#### [Фрагмент документа]
= = = =
Говоря о землевладельцах, я имею в виду общие интересы обеих, пока еще недоумевающих, сторон: дворян и крестьян. Те и другие пока единственные землевладельцы в России, и последние, с каждою, можно сказать, минутой, яснее и яснее понимая все благо совершившегося преобразования, все более и более зреют для нравственной солидарности с другим классом землевладельцев. Но, говоря о печатном обсуждении землевладельческих интересов, поневоле должно под землевладельцами почти исключительно разуметь дворян. Стало быть, дело стало не за уменьем писать, а также и не за отвагою. Откуда же препятствия? Со стороны журналов? Но неужели лично заинтересованная сторона не нашла бы у себя средств для особого органа? Допустить этого нельзя, а между тем таинственное молчание продолжается.
= = = =
Перечни элементов и областей

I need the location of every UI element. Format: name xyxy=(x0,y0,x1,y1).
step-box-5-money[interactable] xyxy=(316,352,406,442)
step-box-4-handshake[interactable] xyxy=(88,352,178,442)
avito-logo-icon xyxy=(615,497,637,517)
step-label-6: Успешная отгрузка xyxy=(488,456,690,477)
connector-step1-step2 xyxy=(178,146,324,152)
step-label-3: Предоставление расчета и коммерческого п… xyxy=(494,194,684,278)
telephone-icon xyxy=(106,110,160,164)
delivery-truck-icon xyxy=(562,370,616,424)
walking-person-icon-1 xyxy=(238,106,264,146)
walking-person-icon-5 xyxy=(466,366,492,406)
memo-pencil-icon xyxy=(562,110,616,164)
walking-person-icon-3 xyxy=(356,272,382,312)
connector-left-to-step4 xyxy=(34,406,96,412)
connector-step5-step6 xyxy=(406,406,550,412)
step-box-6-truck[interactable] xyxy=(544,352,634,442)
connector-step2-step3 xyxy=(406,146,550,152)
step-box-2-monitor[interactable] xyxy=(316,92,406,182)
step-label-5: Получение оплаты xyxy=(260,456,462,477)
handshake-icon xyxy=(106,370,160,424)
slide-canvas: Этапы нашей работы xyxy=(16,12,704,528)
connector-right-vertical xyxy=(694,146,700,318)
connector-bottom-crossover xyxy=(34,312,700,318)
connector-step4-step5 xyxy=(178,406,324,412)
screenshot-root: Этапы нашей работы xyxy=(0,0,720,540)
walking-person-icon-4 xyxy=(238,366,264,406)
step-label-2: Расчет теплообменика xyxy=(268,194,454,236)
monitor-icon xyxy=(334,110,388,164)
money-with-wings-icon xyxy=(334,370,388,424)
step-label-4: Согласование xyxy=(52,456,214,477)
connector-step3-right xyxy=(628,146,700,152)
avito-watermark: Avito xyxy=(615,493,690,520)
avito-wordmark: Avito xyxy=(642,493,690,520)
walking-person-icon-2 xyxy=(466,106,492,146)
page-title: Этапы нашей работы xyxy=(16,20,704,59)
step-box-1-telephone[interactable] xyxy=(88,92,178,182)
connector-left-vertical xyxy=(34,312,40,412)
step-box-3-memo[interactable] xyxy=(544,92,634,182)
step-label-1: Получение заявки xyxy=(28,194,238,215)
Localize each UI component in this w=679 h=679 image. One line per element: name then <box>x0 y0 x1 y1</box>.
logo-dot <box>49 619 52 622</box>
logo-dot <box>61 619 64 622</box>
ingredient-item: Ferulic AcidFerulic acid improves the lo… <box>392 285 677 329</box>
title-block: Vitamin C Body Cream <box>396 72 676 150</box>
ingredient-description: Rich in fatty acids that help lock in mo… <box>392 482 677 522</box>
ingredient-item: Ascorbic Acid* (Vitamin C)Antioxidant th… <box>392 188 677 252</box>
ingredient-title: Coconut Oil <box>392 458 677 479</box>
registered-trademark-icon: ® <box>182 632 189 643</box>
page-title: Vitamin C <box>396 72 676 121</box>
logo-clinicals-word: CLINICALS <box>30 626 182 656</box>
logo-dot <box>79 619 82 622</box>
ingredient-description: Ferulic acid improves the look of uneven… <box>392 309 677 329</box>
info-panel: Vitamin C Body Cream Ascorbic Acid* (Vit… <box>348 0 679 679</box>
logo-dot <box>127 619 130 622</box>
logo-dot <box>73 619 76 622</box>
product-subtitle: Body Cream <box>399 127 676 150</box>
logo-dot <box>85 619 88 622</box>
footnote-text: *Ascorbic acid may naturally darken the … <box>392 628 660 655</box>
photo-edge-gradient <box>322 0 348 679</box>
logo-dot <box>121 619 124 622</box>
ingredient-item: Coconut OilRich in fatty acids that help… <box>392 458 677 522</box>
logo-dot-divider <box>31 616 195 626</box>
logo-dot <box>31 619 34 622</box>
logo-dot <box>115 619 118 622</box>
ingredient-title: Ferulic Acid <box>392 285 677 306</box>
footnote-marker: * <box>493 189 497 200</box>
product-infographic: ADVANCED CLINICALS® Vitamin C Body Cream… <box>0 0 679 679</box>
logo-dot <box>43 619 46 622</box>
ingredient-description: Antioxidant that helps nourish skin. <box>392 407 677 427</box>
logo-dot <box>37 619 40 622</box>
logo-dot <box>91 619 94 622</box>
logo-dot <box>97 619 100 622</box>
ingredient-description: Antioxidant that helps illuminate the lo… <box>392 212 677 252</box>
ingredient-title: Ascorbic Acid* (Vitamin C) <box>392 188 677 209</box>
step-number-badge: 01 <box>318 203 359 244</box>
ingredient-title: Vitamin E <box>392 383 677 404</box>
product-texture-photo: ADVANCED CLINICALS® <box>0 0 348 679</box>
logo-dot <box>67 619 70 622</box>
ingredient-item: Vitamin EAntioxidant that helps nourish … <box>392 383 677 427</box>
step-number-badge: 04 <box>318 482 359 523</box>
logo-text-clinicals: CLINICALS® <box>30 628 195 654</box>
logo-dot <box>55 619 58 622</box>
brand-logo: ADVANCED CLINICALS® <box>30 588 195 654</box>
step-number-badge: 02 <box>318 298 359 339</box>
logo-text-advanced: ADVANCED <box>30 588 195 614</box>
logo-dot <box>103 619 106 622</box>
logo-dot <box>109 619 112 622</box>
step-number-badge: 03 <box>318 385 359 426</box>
= = = =
#### [Поставленная задача 1]
Кого, согласно тексту о землевладельцах, при печатном обсуждении землевладельческих интересов приходится почти исключительно разуметь под землевладельцами?
#### [Поставленная задача 2]
Перепишите дословно всё, что идет в записях с самого их начала вниз до строки, содержащей «step-label-6: Успешная отгрузка», включая обе крайние строки.
Текст о землевладельцах и записи между собой никак не связаны.

#### [Решение задачи 1]
Дворян.

#### [Решение задачи 2]
I need the location of every UI element. Format: name xyxy=(x0,y0,x1,y1).
step-box-5-money[interactable] xyxy=(316,352,406,442)
step-box-4-handshake[interactable] xyxy=(88,352,178,442)
avito-logo-icon xyxy=(615,497,637,517)
step-label-6: Успешная отгрузка xyxy=(488,456,690,477)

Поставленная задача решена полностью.